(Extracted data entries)
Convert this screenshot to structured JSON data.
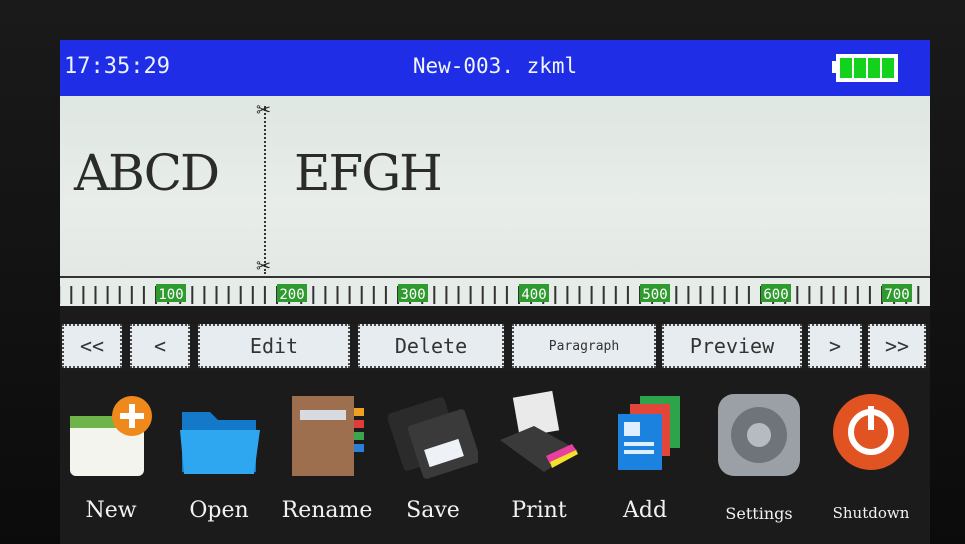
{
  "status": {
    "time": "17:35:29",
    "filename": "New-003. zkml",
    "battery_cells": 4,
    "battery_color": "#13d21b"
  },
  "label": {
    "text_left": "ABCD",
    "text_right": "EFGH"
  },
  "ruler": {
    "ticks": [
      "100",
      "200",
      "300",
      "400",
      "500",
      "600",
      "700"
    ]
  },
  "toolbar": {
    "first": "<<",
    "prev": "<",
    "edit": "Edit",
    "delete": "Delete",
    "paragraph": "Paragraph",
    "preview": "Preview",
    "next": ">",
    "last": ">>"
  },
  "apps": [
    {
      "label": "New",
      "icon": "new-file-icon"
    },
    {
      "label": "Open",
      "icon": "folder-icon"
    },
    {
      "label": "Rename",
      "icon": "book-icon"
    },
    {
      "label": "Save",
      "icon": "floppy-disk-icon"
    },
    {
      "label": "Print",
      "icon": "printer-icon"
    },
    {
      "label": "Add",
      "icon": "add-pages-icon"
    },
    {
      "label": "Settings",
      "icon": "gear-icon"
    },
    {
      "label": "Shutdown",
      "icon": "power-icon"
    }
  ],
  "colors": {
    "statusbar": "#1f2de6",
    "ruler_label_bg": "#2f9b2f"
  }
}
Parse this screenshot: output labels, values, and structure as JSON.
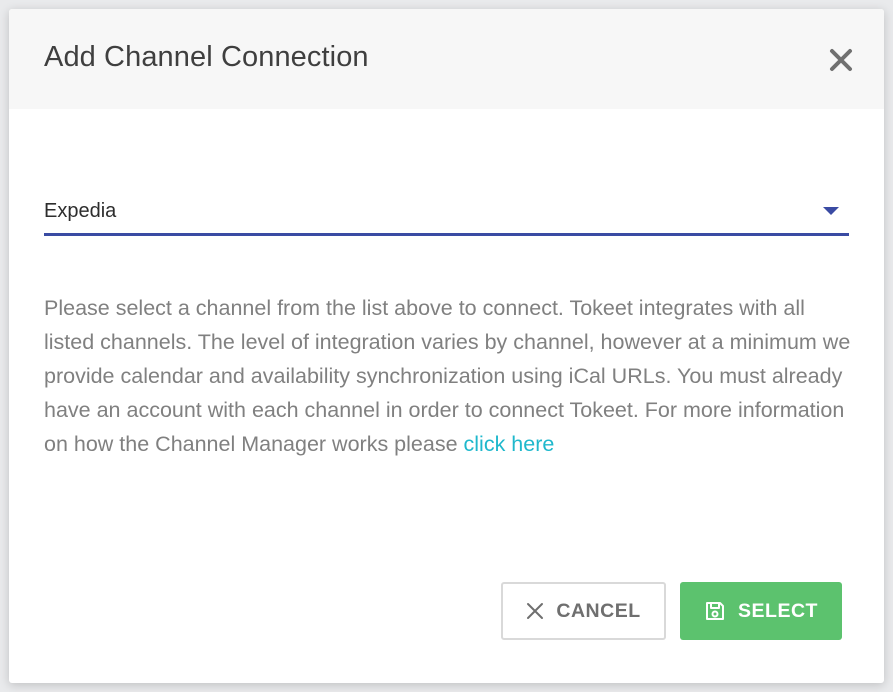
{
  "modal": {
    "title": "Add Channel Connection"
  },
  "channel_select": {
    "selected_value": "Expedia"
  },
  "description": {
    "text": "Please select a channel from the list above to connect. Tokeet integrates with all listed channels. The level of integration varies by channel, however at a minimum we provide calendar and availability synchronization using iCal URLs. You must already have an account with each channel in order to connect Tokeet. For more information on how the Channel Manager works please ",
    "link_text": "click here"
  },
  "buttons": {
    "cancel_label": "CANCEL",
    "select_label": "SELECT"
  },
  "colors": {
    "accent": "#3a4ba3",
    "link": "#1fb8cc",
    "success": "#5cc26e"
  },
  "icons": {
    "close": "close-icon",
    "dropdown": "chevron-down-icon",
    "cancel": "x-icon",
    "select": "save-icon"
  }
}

WHAT THE EXERCISE ASKS
Leave out the pictures and give the listing above again exactly.

ANSWER BELOW
Convert this screenshot to structured JSON data.
{
  "status": {
    "time": "17:35:29",
    "filename": "New-003. zkml",
    "battery_cells": 4,
    "battery_color": "#13d21b"
  },
  "label": {
    "text_left": "ABCD",
    "text_right": "EFGH"
  },
  "ruler": {
    "ticks": [
      "100",
      "200",
      "300",
      "400",
      "500",
      "600",
      "700"
    ]
  },
  "toolbar": {
    "first": "<<",
    "prev": "<",
    "edit": "Edit",
    "delete": "Delete",
    "paragraph": "Paragraph",
    "preview": "Preview",
    "next": ">",
    "last": ">>"
  },
  "apps": [
    {
      "label": "New",
      "icon": "new-file-icon"
    },
    {
      "label": "Open",
      "icon": "folder-icon"
    },
    {
      "label": "Rename",
      "icon": "book-icon"
    },
    {
      "label": "Save",
      "icon": "floppy-disk-icon"
    },
    {
      "label": "Print",
      "icon": "printer-icon"
    },
    {
      "label": "Add",
      "icon": "add-pages-icon"
    },
    {
      "label": "Settings",
      "icon": "gear-icon"
    },
    {
      "label": "Shutdown",
      "icon": "power-icon"
    }
  ],
  "colors": {
    "statusbar": "#1f2de6",
    "ruler_label_bg": "#2f9b2f"
  }
}
Parse this screenshot: output labels, values, and structure as JSON.
{
  "modal": {
    "title": "Add Channel Connection"
  },
  "channel_select": {
    "selected_value": "Expedia"
  },
  "description": {
    "text": "Please select a channel from the list above to connect. Tokeet integrates with all listed channels. The level of integration varies by channel, however at a minimum we provide calendar and availability synchronization using iCal URLs. You must already have an account with each channel in order to connect Tokeet. For more information on how the Channel Manager works please ",
    "link_text": "click here"
  },
  "buttons": {
    "cancel_label": "CANCEL",
    "select_label": "SELECT"
  },
  "colors": {
    "accent": "#3a4ba3",
    "link": "#1fb8cc",
    "success": "#5cc26e"
  },
  "icons": {
    "close": "close-icon",
    "dropdown": "chevron-down-icon",
    "cancel": "x-icon",
    "select": "save-icon"
  }
}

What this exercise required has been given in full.